_Given instruction_: Look through the data and write out every line with the word "whislo" in it.

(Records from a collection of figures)
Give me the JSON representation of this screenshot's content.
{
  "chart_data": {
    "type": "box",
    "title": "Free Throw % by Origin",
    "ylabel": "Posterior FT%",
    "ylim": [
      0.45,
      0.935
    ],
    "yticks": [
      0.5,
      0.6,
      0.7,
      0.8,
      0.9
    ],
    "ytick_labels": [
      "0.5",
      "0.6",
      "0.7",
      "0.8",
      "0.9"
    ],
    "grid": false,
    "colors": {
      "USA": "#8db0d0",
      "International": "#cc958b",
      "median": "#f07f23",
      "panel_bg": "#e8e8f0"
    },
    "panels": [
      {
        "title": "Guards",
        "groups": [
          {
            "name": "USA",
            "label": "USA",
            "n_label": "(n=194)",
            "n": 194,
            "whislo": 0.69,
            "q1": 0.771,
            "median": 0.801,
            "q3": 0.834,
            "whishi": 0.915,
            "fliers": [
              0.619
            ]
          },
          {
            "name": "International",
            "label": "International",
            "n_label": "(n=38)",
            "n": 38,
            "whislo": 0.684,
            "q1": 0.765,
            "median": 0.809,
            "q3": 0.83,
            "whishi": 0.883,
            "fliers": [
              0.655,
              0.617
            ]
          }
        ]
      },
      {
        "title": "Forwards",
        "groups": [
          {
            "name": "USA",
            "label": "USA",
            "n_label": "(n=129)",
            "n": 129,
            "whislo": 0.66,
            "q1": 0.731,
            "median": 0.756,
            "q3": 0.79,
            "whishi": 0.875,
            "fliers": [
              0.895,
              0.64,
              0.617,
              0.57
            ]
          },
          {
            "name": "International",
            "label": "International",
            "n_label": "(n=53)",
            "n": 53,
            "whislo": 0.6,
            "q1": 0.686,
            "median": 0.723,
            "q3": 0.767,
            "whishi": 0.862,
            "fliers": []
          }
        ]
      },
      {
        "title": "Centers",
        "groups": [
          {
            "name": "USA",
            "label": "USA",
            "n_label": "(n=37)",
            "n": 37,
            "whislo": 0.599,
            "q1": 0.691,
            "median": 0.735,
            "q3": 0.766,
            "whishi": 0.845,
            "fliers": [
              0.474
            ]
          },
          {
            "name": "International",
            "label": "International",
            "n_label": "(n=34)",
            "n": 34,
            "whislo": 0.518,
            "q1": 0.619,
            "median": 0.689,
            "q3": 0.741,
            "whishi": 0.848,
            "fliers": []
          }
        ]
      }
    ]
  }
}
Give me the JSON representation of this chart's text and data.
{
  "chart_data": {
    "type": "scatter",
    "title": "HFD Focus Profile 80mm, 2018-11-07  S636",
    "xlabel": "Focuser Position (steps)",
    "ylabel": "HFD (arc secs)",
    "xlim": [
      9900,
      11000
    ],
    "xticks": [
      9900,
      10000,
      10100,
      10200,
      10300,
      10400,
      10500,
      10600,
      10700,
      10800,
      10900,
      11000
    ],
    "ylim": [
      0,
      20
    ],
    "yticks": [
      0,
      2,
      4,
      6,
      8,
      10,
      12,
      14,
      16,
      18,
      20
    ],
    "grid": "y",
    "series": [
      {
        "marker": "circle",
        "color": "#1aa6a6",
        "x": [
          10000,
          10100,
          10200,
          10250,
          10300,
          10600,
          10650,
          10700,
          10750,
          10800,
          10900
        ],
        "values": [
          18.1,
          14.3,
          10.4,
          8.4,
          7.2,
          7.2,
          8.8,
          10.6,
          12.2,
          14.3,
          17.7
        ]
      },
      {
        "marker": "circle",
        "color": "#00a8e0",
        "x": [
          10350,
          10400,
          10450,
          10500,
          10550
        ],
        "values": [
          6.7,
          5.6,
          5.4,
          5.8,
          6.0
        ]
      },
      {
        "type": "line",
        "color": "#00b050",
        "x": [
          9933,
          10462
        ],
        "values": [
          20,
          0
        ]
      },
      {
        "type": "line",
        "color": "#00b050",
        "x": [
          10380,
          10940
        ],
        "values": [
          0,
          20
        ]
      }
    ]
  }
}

_Task answer_:
            "whislo": 0.69,
            "whislo": 0.684,
            "whislo": 0.66,
            "whislo": 0.6,
            "whislo": 0.599,
            "whislo": 0.518,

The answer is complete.